» **Task brief**:
Check every line of the entries for "index", and copy the lines that hold it.

□ □ □ □ □

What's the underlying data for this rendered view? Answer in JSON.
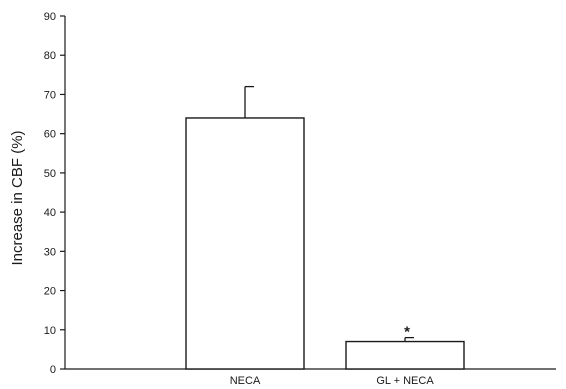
{
  "chart_data": {
    "type": "bar",
    "title": "",
    "xlabel": "",
    "ylabel": "Increase in CBF (%)",
    "ylim": [
      0,
      90
    ],
    "yticks": [
      0,
      10,
      20,
      30,
      40,
      50,
      60,
      70,
      80,
      90
    ],
    "grid": false,
    "categories": [
      "NECA",
      "GL + NECA"
    ],
    "values": [
      64,
      7
    ],
    "error_bars": [
      8,
      1
    ],
    "annotations": [
      {
        "category": "GL + NECA",
        "text": "*"
      }
    ]
  }
}
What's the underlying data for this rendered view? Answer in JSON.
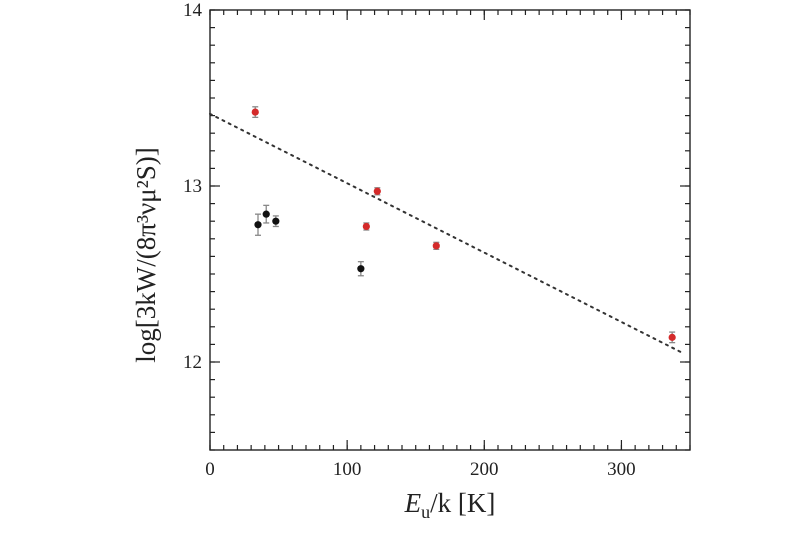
{
  "chart_data": {
    "type": "scatter",
    "xlabel": {
      "main": "E",
      "sub": "u",
      "rest": "/k [K]"
    },
    "ylabel": "log[3kW/(8π³νμ²S)]",
    "xlim": [
      0,
      350
    ],
    "ylim": [
      11.5,
      14
    ],
    "x_ticks": [
      0,
      100,
      200,
      300
    ],
    "y_ticks": [
      12,
      13,
      14
    ],
    "x_minor_step": 10,
    "y_minor_step": 0.1,
    "series": [
      {
        "color": "#d42a2a",
        "points": [
          {
            "x": 33,
            "y": 13.42,
            "err": 0.03
          },
          {
            "x": 114,
            "y": 12.77,
            "err": 0.02
          },
          {
            "x": 122,
            "y": 12.97,
            "err": 0.02
          },
          {
            "x": 165,
            "y": 12.66,
            "err": 0.02
          },
          {
            "x": 337,
            "y": 12.14,
            "err": 0.03
          }
        ]
      },
      {
        "color": "#111111",
        "points": [
          {
            "x": 35,
            "y": 12.78,
            "err": 0.06
          },
          {
            "x": 41,
            "y": 12.84,
            "err": 0.05
          },
          {
            "x": 48,
            "y": 12.8,
            "err": 0.03
          },
          {
            "x": 110,
            "y": 12.53,
            "err": 0.04
          }
        ]
      }
    ],
    "fit_line": {
      "style": "dotted",
      "x": [
        0,
        345
      ],
      "y": [
        13.41,
        12.05
      ]
    },
    "grid": false,
    "legend": "none"
  }
}
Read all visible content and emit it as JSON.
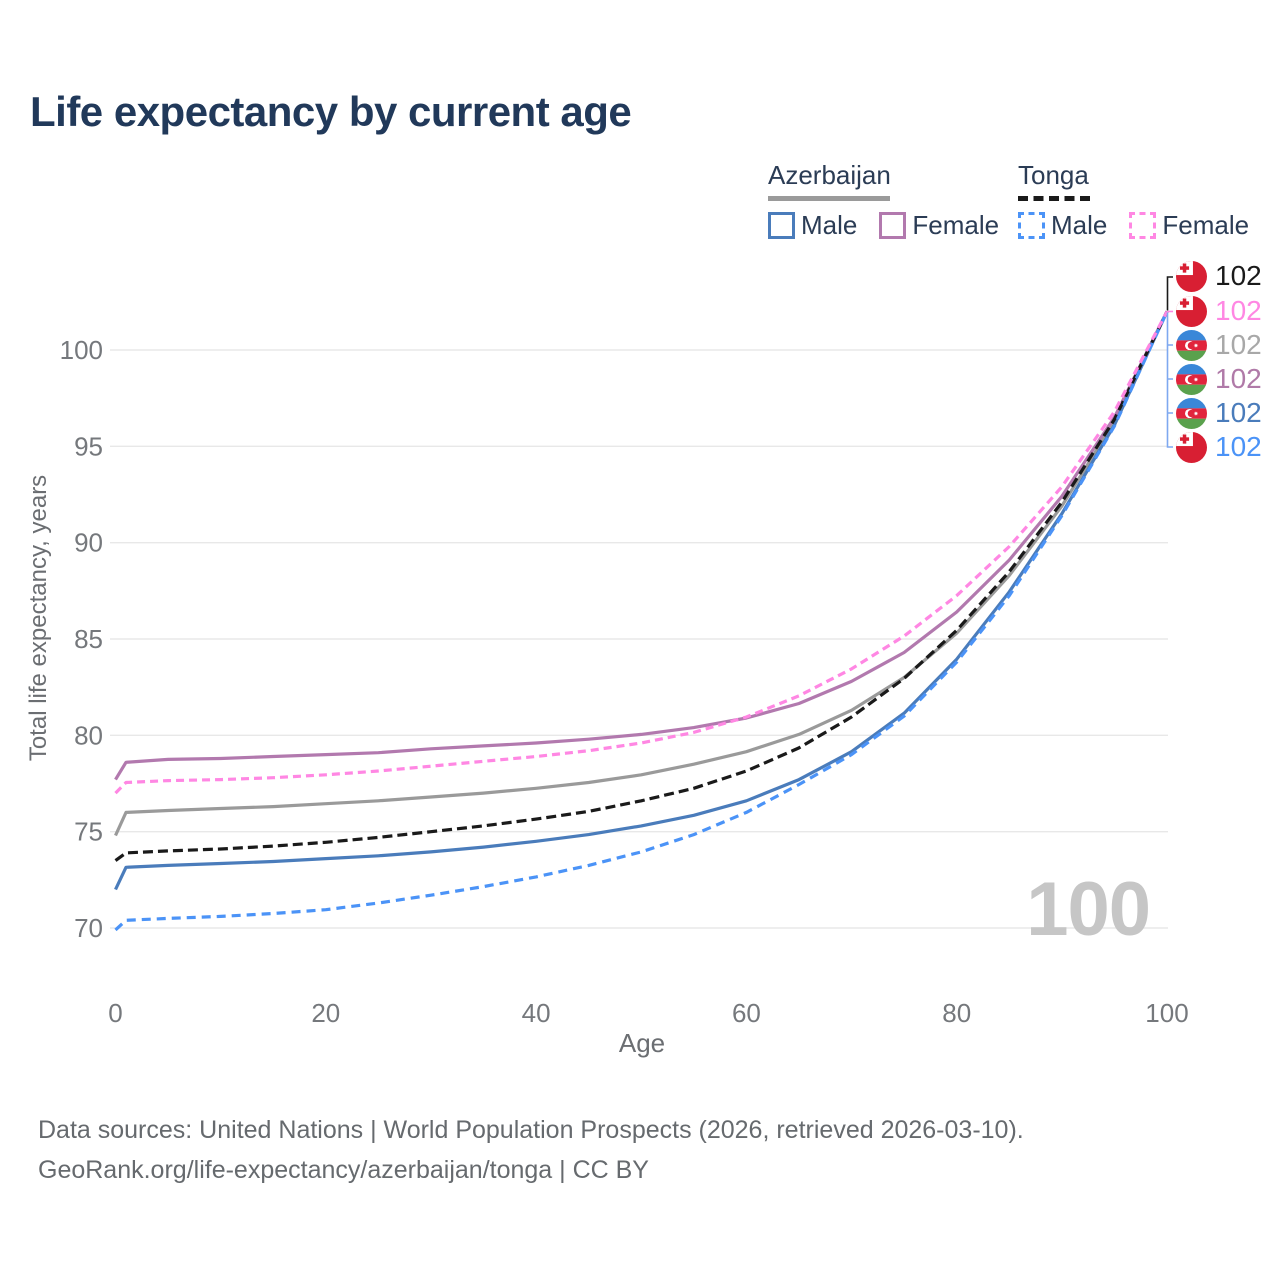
{
  "title": "Life expectancy by current age",
  "legend": {
    "groups": [
      {
        "id": "azerbaijan",
        "label": "Azerbaijan",
        "underline": "solid",
        "underline_color": "#9a9a9a",
        "items": [
          {
            "id": "azerbaijan-male",
            "label": "Male",
            "color": "#4a7cbb",
            "dashed": false
          },
          {
            "id": "azerbaijan-female",
            "label": "Female",
            "color": "#b279ae",
            "dashed": false
          }
        ]
      },
      {
        "id": "tonga",
        "label": "Tonga",
        "underline": "dashed",
        "underline_color": "#1a1a1a",
        "items": [
          {
            "id": "tonga-male",
            "label": "Male",
            "color": "#4b93f7",
            "dashed": true
          },
          {
            "id": "tonga-female",
            "label": "Female",
            "color": "#ff87e3",
            "dashed": true
          }
        ]
      }
    ]
  },
  "end_labels": [
    {
      "series": "tonga-total",
      "flag": "tonga",
      "value": "102",
      "color": "#1a1a1a"
    },
    {
      "series": "tonga-female",
      "flag": "tonga",
      "value": "102",
      "color": "#ff87e3"
    },
    {
      "series": "azerbaijan-total",
      "flag": "azerbaijan",
      "value": "102",
      "color": "#a8a8a8"
    },
    {
      "series": "azerbaijan-female",
      "flag": "azerbaijan",
      "value": "102",
      "color": "#b07aa8"
    },
    {
      "series": "azerbaijan-male",
      "flag": "azerbaijan",
      "value": "102",
      "color": "#4a7cbb"
    },
    {
      "series": "tonga-male",
      "flag": "tonga",
      "value": "102",
      "color": "#4b93f7"
    }
  ],
  "connector_colors": {
    "top": "#1a1a1a",
    "middle": "#ff87e3",
    "bottom": "#7ea8f0"
  },
  "watermark": "100",
  "footer": {
    "line1": "Data sources: United Nations | World Population Prospects (2026, retrieved 2026-03-10).",
    "line2": "GeoRank.org/life-expectancy/azerbaijan/tonga | CC BY"
  },
  "chart_data": {
    "type": "line",
    "title": "Life expectancy by current age",
    "xlabel": "Age",
    "ylabel": "Total life expectancy, years",
    "xlim": [
      0,
      100
    ],
    "ylim": [
      68.5,
      103
    ],
    "xticks": [
      0,
      20,
      40,
      60,
      80,
      100
    ],
    "yticks": [
      70,
      75,
      80,
      85,
      90,
      95,
      100
    ],
    "grid": "horizontal",
    "legend_position": "top-right",
    "x": [
      0,
      1,
      5,
      10,
      15,
      20,
      25,
      30,
      35,
      40,
      45,
      50,
      55,
      60,
      65,
      70,
      75,
      80,
      85,
      90,
      95,
      100
    ],
    "series": [
      {
        "id": "azerbaijan-total",
        "name": "Azerbaijan Total",
        "country": "Azerbaijan",
        "sex": "total",
        "color": "#9a9a9a",
        "dash": null,
        "values": [
          74.8,
          76.0,
          76.1,
          76.2,
          76.3,
          76.45,
          76.6,
          76.8,
          77.0,
          77.25,
          77.55,
          77.95,
          78.5,
          79.15,
          80.05,
          81.3,
          83.0,
          85.3,
          88.3,
          91.9,
          96.3,
          102
        ]
      },
      {
        "id": "azerbaijan-female",
        "name": "Azerbaijan Female",
        "country": "Azerbaijan",
        "sex": "female",
        "color": "#b279ae",
        "dash": null,
        "values": [
          77.7,
          78.6,
          78.75,
          78.8,
          78.9,
          79.0,
          79.1,
          79.3,
          79.45,
          79.6,
          79.8,
          80.05,
          80.4,
          80.9,
          81.65,
          82.8,
          84.3,
          86.4,
          89.1,
          92.4,
          96.5,
          102
        ]
      },
      {
        "id": "azerbaijan-male",
        "name": "Azerbaijan Male",
        "country": "Azerbaijan",
        "sex": "male",
        "color": "#4a7cbb",
        "dash": null,
        "values": [
          72.0,
          73.15,
          73.25,
          73.35,
          73.45,
          73.6,
          73.75,
          73.95,
          74.2,
          74.5,
          74.85,
          75.3,
          75.85,
          76.6,
          77.7,
          79.15,
          81.15,
          83.95,
          87.45,
          91.5,
          96.1,
          102
        ]
      },
      {
        "id": "tonga-total",
        "name": "Tonga Total",
        "country": "Tonga",
        "sex": "total",
        "color": "#1a1a1a",
        "dash": "10 5",
        "values": [
          73.5,
          73.9,
          74.0,
          74.1,
          74.25,
          74.45,
          74.7,
          75.0,
          75.3,
          75.65,
          76.05,
          76.6,
          77.25,
          78.15,
          79.35,
          80.95,
          82.95,
          85.45,
          88.5,
          92.1,
          96.4,
          102
        ]
      },
      {
        "id": "tonga-male",
        "name": "Tonga Male",
        "country": "Tonga",
        "sex": "male",
        "color": "#4b93f7",
        "dash": "9 6",
        "values": [
          69.9,
          70.4,
          70.5,
          70.6,
          70.75,
          70.95,
          71.3,
          71.7,
          72.15,
          72.65,
          73.25,
          73.95,
          74.85,
          76.0,
          77.45,
          79.0,
          81.0,
          83.8,
          87.25,
          91.4,
          96.05,
          102
        ]
      },
      {
        "id": "tonga-female",
        "name": "Tonga Female",
        "country": "Tonga",
        "sex": "female",
        "color": "#ff87e3",
        "dash": "8 5",
        "values": [
          77.0,
          77.55,
          77.65,
          77.7,
          77.8,
          77.95,
          78.15,
          78.4,
          78.65,
          78.9,
          79.2,
          79.6,
          80.15,
          80.95,
          82.05,
          83.45,
          85.15,
          87.25,
          89.8,
          92.9,
          96.8,
          102
        ]
      }
    ]
  }
}
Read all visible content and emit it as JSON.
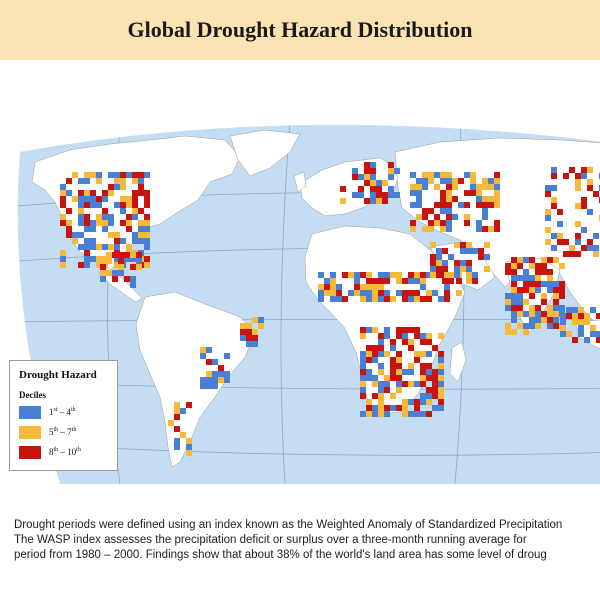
{
  "title": "Global Drought Hazard Distribution",
  "legend": {
    "title": "Drought Hazard",
    "subtitle": "Deciles",
    "items": [
      {
        "from": "1",
        "from_suffix": "st",
        "to": "4",
        "to_suffix": "th",
        "color": "#4a7fd6"
      },
      {
        "from": "5",
        "from_suffix": "th",
        "to": "7",
        "to_suffix": "th",
        "color": "#f7b938"
      },
      {
        "from": "8",
        "from_suffix": "th",
        "to": "10",
        "to_suffix": "th",
        "color": "#c8140f"
      }
    ]
  },
  "colors": {
    "ocean": "#c4ddf3",
    "land": "#ffffff",
    "graticule": "#8fa9c4",
    "low": "#4a7fd6",
    "medium": "#f7b938",
    "high": "#c8140f"
  },
  "caption": [
    "Drought periods were defined using an index known as the Weighted Anomaly of Standardized Precipitation",
    "The WASP index assesses the precipitation deficit or surplus over a three-month running average for",
    "period from 1980 – 2000. Findings show that about 38% of the world's land area has some level of droug"
  ]
}
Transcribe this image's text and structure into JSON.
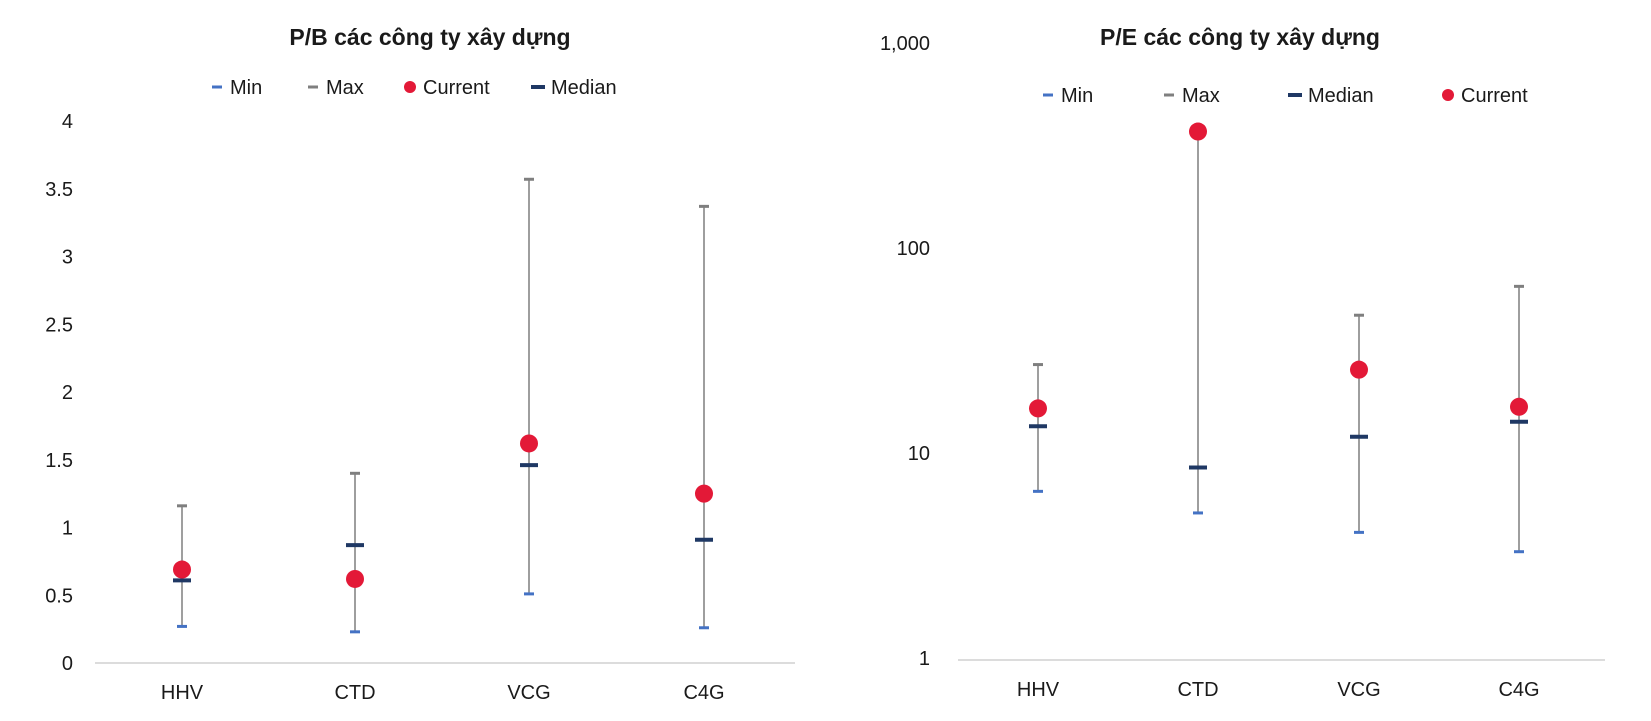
{
  "chart_data": [
    {
      "type": "scatter",
      "title": "P/B các công ty xây dựng",
      "xlabel": "",
      "ylabel": "",
      "ylim": [
        0,
        4
      ],
      "yticks": [
        "0",
        "0.5",
        "1",
        "1.5",
        "2",
        "2.5",
        "3",
        "3.5",
        "4"
      ],
      "categories": [
        "HHV",
        "CTD",
        "VCG",
        "C4G"
      ],
      "legend": [
        "Min",
        "Max",
        "Current",
        "Median"
      ],
      "legend_position": "top",
      "grid": false,
      "series": [
        {
          "name": "Min",
          "values": [
            0.27,
            0.23,
            0.51,
            0.26
          ],
          "color": "#4472c4"
        },
        {
          "name": "Max",
          "values": [
            1.16,
            1.4,
            3.57,
            3.37
          ],
          "color": "#7f7f7f"
        },
        {
          "name": "Current",
          "values": [
            0.69,
            0.62,
            1.62,
            1.25
          ],
          "color": "#e31937"
        },
        {
          "name": "Median",
          "values": [
            0.61,
            0.87,
            1.46,
            0.91
          ],
          "color": "#1f3864"
        }
      ]
    },
    {
      "type": "scatter",
      "title": "P/E các công ty xây dựng",
      "xlabel": "",
      "ylabel": "",
      "scale": "log",
      "ylim": [
        1,
        1000
      ],
      "yticks": [
        "1",
        "10",
        "100",
        "1,000"
      ],
      "categories": [
        "HHV",
        "CTD",
        "VCG",
        "C4G"
      ],
      "legend": [
        "Min",
        "Max",
        "Median",
        "Current"
      ],
      "legend_position": "top",
      "grid": false,
      "series": [
        {
          "name": "Min",
          "values": [
            6.5,
            5.1,
            4.1,
            3.3
          ],
          "color": "#4472c4"
        },
        {
          "name": "Max",
          "values": [
            27,
            370,
            47,
            65
          ],
          "color": "#7f7f7f"
        },
        {
          "name": "Median",
          "values": [
            13.5,
            8.5,
            12,
            14.2
          ],
          "color": "#1f3864"
        },
        {
          "name": "Current",
          "values": [
            16.5,
            370,
            25.5,
            16.8
          ],
          "color": "#e31937"
        }
      ]
    }
  ]
}
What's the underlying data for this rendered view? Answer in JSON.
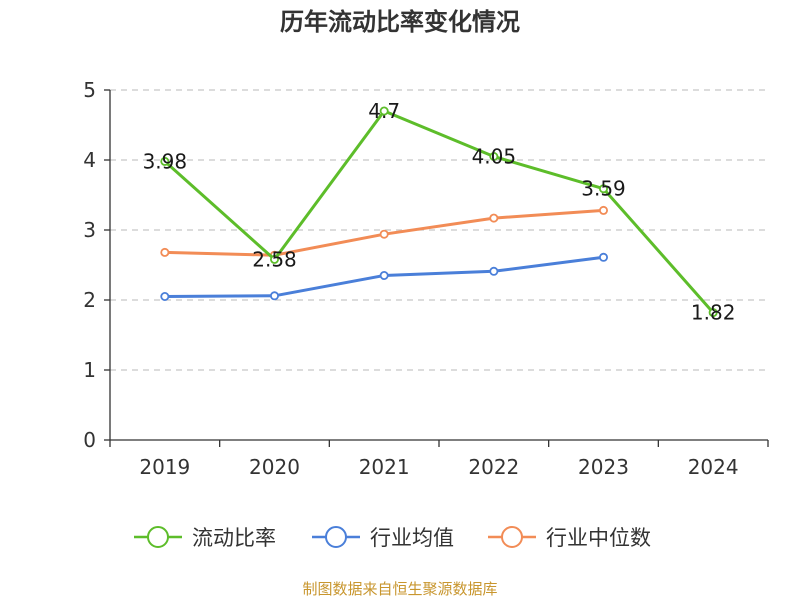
{
  "chart_data": {
    "type": "line",
    "title": "历年流动比率变化情况",
    "categories": [
      "2019",
      "2020",
      "2021",
      "2022",
      "2023",
      "2024"
    ],
    "ylim": [
      0,
      5
    ],
    "yticks": [
      0,
      1,
      2,
      3,
      4,
      5
    ],
    "grid": true,
    "legend_position": "bottom",
    "series": [
      {
        "name": "流动比率",
        "color": "#5dbd2a",
        "values": [
          3.98,
          2.58,
          4.7,
          4.05,
          3.59,
          1.82
        ],
        "labels": [
          "3.98",
          "2.58",
          "4.7",
          "4.05",
          "3.59",
          "1.82"
        ]
      },
      {
        "name": "行业均值",
        "color": "#4a7fd9",
        "values": [
          2.05,
          2.06,
          2.35,
          2.41,
          2.61,
          null
        ]
      },
      {
        "name": "行业中位数",
        "color": "#f28c56",
        "values": [
          2.68,
          2.64,
          2.94,
          3.17,
          3.28,
          null
        ]
      }
    ]
  },
  "source": "制图数据来自恒生聚源数据库"
}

□ □ □ □ □

» **Finished answer**:
    "Drought periods were defined using an index known as the Weighted Anomaly of Standardized Precipitation",
    "The WASP index assesses the precipitation deficit or surplus over a three-month running average for",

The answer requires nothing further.